For each line that holds "Processor", copy the line out.

* * * * * * *

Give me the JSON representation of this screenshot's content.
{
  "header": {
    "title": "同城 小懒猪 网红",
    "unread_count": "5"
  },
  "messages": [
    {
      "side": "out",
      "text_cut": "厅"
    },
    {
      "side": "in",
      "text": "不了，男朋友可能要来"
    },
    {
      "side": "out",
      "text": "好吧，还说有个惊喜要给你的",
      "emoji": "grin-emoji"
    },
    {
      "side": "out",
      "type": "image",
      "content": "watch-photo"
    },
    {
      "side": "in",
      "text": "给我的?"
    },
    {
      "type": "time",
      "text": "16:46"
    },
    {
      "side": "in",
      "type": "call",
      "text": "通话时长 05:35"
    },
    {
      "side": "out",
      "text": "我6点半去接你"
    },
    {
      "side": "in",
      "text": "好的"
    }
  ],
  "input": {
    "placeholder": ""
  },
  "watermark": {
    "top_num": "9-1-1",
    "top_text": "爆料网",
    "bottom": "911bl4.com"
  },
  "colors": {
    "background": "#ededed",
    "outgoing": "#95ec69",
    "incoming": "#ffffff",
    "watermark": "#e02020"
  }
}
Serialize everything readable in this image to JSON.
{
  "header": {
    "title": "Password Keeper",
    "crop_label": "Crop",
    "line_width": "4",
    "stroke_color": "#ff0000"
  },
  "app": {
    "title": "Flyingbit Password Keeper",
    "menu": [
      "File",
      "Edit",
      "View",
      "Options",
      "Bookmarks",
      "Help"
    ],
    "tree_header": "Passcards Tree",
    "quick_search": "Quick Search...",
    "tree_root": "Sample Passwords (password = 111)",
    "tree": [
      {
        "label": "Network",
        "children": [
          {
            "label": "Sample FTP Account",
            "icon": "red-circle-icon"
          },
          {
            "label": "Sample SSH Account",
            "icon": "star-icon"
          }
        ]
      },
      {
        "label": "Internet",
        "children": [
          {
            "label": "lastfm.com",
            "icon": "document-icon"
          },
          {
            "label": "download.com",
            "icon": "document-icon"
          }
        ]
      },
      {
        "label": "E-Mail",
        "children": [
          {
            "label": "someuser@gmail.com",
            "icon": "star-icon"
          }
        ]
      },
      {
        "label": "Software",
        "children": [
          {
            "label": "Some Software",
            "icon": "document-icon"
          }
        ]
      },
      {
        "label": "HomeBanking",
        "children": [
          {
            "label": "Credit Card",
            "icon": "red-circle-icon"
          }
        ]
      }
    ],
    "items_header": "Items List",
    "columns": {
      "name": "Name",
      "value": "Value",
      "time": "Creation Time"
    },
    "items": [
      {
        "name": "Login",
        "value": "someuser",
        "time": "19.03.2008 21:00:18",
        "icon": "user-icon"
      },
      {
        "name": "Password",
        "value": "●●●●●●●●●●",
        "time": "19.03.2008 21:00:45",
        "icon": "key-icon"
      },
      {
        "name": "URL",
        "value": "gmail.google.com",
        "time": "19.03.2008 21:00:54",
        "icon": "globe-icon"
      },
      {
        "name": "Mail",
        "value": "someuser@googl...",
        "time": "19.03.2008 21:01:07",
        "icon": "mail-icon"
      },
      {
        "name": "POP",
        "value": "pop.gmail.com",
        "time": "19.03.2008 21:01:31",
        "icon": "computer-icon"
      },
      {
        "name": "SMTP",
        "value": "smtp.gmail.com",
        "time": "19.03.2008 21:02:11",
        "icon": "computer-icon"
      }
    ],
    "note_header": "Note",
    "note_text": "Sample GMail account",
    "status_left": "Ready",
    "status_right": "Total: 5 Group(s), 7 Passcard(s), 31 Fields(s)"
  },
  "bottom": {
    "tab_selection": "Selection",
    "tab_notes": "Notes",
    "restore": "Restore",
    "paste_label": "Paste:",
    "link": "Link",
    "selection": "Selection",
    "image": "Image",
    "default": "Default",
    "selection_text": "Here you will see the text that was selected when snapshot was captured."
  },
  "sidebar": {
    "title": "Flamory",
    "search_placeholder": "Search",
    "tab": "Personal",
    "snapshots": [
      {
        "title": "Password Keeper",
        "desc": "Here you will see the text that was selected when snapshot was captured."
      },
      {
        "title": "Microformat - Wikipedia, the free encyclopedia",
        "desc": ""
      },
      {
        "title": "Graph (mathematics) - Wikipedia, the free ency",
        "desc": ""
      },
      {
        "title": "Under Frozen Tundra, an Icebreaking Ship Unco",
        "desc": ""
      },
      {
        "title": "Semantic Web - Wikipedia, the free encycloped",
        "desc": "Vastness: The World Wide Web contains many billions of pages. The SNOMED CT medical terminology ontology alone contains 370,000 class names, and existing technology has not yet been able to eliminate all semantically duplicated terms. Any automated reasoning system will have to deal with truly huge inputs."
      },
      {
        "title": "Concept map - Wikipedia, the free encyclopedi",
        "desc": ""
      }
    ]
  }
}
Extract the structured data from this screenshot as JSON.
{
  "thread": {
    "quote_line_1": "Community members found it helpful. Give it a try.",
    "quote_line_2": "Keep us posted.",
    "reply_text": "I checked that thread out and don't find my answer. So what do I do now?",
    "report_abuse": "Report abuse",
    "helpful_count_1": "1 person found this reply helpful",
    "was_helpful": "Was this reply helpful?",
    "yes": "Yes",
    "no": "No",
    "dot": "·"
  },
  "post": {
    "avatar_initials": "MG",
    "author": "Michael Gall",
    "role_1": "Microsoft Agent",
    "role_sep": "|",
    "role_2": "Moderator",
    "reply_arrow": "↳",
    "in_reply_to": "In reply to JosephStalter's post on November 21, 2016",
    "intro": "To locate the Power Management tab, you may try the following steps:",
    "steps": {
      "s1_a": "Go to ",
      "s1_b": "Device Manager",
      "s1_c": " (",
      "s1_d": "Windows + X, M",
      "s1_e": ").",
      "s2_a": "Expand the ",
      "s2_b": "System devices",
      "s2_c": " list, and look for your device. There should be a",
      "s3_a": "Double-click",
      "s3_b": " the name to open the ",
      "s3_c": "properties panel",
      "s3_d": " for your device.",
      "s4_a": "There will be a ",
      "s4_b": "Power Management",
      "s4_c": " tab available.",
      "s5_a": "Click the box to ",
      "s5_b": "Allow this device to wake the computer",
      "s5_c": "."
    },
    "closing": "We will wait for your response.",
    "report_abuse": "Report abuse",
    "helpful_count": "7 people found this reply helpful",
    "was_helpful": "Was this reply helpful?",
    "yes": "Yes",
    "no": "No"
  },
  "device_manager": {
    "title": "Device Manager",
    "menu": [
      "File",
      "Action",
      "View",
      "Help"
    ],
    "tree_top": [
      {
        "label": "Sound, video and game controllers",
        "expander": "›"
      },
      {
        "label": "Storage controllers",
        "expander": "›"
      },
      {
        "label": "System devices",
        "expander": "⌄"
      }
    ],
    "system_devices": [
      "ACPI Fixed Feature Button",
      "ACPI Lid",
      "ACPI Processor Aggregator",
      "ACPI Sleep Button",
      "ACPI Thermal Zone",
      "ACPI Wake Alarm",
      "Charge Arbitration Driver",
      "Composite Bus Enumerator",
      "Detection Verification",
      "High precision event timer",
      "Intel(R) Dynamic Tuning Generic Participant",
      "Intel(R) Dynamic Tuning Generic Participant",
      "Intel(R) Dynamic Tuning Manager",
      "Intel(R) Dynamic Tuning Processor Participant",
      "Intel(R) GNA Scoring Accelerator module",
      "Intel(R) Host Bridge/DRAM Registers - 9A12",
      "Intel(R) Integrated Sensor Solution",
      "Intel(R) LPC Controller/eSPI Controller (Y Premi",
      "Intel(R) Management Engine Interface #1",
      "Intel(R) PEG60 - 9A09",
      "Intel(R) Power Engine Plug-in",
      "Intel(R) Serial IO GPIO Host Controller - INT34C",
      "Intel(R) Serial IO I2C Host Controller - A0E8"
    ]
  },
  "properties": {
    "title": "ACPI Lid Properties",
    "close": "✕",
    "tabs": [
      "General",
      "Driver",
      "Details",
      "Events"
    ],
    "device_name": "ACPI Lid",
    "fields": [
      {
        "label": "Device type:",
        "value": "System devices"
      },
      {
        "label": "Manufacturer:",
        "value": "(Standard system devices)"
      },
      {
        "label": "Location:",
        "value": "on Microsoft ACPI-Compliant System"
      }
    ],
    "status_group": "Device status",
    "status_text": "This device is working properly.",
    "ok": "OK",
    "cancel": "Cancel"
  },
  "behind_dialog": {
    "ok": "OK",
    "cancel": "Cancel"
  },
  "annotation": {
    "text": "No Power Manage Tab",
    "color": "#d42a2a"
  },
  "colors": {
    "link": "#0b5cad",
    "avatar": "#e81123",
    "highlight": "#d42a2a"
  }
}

* * * * * * *

Finished exercise
      "ACPI Processor Aggregator",
      "Intel(R) Dynamic Tuning Processor Participant",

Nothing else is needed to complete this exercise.